**WORK TO BE COMPLETED:** Identify and copy all lines of the material where the string "title" is found.

****************

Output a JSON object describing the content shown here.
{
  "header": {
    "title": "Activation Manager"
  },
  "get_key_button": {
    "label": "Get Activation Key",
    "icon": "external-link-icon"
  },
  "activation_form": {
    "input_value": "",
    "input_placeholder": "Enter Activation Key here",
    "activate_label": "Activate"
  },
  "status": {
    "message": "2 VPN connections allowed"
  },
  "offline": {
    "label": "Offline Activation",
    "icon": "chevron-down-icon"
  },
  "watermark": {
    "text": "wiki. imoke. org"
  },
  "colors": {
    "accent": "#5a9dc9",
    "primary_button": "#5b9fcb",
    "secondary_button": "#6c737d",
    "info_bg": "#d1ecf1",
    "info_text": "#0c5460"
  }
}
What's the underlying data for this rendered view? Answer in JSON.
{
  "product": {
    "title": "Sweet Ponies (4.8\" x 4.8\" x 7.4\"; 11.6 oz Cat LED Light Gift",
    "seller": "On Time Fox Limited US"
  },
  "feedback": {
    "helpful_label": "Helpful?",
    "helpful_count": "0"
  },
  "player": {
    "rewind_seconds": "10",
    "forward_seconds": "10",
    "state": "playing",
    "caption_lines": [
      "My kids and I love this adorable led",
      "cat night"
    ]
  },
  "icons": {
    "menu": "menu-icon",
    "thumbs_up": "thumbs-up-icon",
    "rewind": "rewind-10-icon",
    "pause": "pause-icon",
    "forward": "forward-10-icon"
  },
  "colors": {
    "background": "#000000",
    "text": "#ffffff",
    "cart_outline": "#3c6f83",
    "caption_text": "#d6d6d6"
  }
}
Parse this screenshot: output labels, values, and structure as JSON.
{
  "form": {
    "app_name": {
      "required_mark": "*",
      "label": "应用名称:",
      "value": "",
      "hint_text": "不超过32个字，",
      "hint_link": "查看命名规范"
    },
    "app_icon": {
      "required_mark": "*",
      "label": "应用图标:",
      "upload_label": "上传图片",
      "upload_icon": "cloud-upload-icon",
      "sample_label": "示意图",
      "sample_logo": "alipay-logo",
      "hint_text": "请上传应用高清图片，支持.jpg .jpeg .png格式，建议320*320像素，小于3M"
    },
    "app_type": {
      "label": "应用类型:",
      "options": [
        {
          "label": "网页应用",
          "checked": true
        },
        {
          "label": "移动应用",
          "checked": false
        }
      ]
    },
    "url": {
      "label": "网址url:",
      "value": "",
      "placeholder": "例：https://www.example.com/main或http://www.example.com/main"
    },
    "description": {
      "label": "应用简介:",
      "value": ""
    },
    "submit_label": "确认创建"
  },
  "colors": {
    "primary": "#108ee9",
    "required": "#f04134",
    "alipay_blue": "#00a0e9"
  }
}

****************

**RESPONSE:**
    "title": "Activation Manager"
    "title": "Sweet Ponies (4.8\" x 4.8\" x 7.4\"; 11.6 oz Cat LED Light Gift",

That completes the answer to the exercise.